▶ [Указание]: Преобразуйте все приведённые ниже записи в таблицу Markdown со столбцами «№» и «Строка». В первый столбец поместите порядковый номер, во второй — саму строку; пустые строки пропустите.

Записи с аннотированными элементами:

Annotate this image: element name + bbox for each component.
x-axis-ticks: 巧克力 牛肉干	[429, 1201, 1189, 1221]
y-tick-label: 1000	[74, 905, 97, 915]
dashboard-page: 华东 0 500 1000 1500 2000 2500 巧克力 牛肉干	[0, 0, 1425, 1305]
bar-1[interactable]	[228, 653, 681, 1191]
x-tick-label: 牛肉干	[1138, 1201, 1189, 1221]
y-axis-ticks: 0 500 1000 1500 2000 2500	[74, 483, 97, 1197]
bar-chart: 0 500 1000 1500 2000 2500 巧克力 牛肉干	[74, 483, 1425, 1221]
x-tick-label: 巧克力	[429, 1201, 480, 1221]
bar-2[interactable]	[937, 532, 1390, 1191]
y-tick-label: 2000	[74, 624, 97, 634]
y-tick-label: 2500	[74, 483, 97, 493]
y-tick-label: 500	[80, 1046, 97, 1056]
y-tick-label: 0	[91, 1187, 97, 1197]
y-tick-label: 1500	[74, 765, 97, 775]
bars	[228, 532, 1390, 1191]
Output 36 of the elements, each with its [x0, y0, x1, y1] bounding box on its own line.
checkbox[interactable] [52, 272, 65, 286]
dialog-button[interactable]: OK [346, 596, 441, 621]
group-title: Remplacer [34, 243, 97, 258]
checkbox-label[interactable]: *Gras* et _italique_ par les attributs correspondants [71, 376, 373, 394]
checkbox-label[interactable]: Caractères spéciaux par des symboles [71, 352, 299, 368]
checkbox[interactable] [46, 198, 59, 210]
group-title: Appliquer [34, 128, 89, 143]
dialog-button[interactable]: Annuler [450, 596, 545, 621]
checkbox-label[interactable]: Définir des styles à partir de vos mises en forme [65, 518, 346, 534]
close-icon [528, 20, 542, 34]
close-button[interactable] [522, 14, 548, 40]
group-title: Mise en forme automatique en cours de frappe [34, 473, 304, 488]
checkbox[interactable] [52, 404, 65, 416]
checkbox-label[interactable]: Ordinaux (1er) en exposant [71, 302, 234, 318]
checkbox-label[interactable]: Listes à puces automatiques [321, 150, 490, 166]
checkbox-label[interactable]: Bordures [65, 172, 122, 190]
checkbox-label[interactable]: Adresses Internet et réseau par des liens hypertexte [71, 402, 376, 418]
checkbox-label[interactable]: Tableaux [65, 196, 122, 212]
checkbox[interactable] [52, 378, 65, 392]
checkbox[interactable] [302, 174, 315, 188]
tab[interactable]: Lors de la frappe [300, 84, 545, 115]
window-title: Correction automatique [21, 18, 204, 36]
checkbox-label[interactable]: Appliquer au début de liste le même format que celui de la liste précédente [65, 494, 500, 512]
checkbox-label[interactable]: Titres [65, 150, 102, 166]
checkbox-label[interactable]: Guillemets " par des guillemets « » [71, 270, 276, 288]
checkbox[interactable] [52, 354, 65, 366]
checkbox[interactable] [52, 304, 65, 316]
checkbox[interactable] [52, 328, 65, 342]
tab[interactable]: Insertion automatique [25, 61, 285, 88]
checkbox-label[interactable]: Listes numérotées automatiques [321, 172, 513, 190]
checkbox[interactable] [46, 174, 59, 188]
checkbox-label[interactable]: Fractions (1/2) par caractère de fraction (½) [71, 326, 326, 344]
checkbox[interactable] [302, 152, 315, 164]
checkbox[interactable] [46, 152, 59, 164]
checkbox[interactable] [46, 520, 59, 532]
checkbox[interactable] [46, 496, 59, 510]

▶ [Верный результат]:
| № | Строка |
|---|---|
| 1 | Annotate this image: element name + bbox for each component. |
| 2 | x-axis-ticks: 巧克力 牛肉干	[429, 1201, 1189, 1221] |
| 3 | y-tick-label: 1000	[74, 905, 97, 915] |
| 4 | dashboard-page: 华东 0 500 1000 1500 2000 2500 巧克力 牛肉干	[0, 0, 1425, 1305] |
| 5 | bar-1[interactable]	[228, 653, 681, 1191] |
| 6 | x-tick-label: 牛肉干	[1138, 1201, 1189, 1221] |
| 7 | y-axis-ticks: 0 500 1000 1500 2000 2500	[74, 483, 97, 1197] |
| 8 | bar-chart: 0 500 1000 1500 2000 2500 巧克力 牛肉干	[74, 483, 1425, 1221] |
| 9 | x-tick-label: 巧克力	[429, 1201, 480, 1221] |
| 10 | bar-2[interactable]	[937, 532, 1390, 1191] |
| 11 | y-tick-label: 2000	[74, 624, 97, 634] |
| 12 | y-tick-label: 2500	[74, 483, 97, 493] |
| 13 | y-tick-label: 500	[80, 1046, 97, 1056] |
| 14 | y-tick-label: 0	[91, 1187, 97, 1197] |
| 15 | y-tick-label: 1500	[74, 765, 97, 775] |
| 16 | bars	[228, 532, 1390, 1191] |
| 17 | Output 36 of the elements, each with its [x0, y0, x1, y1] bounding box on its own line. |
| 18 | checkbox[interactable] [52, 272, 65, 286] |
| 19 | dialog-button[interactable]: OK [346, 596, 441, 621] |
| 20 | group-title: Remplacer [34, 243, 97, 258] |
| 21 | checkbox-label[interactable]: *Gras* et _italique_ par les attributs correspondants [71, 376, 373, 394] |
| 22 | checkbox-label[interactable]: Caractères spéciaux par des symboles [71, 352, 299, 368] |
| 23 | checkbox[interactable] [46, 198, 59, 210] |
| 24 | group-title: Appliquer [34, 128, 89, 143] |
| 25 | dialog-button[interactable]: Annuler [450, 596, 545, 621] |
| 26 | checkbox-label[interactable]: Définir des styles à partir de vos mises en forme [65, 518, 346, 534] |
| 27 | close-icon [528, 20, 542, 34] |
| 28 | close-button[interactable] [522, 14, 548, 40] |
| 29 | group-title: Mise en forme automatique en cours de frappe [34, 473, 304, 488] |
| 30 | checkbox[interactable] [52, 404, 65, 416] |
| 31 | checkbox-label[interactable]: Ordinaux (1er) en exposant [71, 302, 234, 318] |
| 32 | checkbox-label[interactable]: Listes à puces automatiques [321, 150, 490, 166] |
| 33 | checkbox-label[interactable]: Bordures [65, 172, 122, 190] |
| 34 | checkbox-label[interactable]: Adresses Internet et réseau par des liens hypertexte [71, 402, 376, 418] |
| 35 | checkbox-label[interactable]: Tableaux [65, 196, 122, 212] |
| 36 | checkbox[interactable] [52, 378, 65, 392] |
| 37 | checkbox[interactable] [302, 174, 315, 188] |
| 38 | tab[interactable]: Lors de la frappe [300, 84, 545, 115] |
| 39 | window-title: Correction automatique [21, 18, 204, 36] |
| 40 | checkbox-label[interactable]: Appliquer au début de liste le même format que celui de la liste précédente [65, 494, 500, 512] |
| 41 | checkbox-label[interactable]: Titres [65, 150, 102, 166] |
| 42 | checkbox-label[interactable]: Guillemets " par des guillemets « » [71, 270, 276, 288] |
| 43 | checkbox[interactable] [52, 354, 65, 366] |
| 44 | checkbox[interactable] [52, 304, 65, 316] |
| 45 | checkbox[interactable] [52, 328, 65, 342] |
| 46 | tab[interactable]: Insertion automatique [25, 61, 285, 88] |
| 47 | checkbox-label[interactable]: Listes numérotées automatiques [321, 172, 513, 190] |
| 48 | checkbox[interactable] [46, 174, 59, 188] |
| 49 | checkbox-label[interactable]: Fractions (1/2) par caractère de fraction (½) [71, 326, 326, 344] |
| 50 | checkbox[interactable] [302, 152, 315, 164] |
| 51 | checkbox[interactable] [46, 152, 59, 164] |
| 52 | checkbox[interactable] [46, 520, 59, 532] |
| 53 | checkbox[interactable] [46, 496, 59, 510] |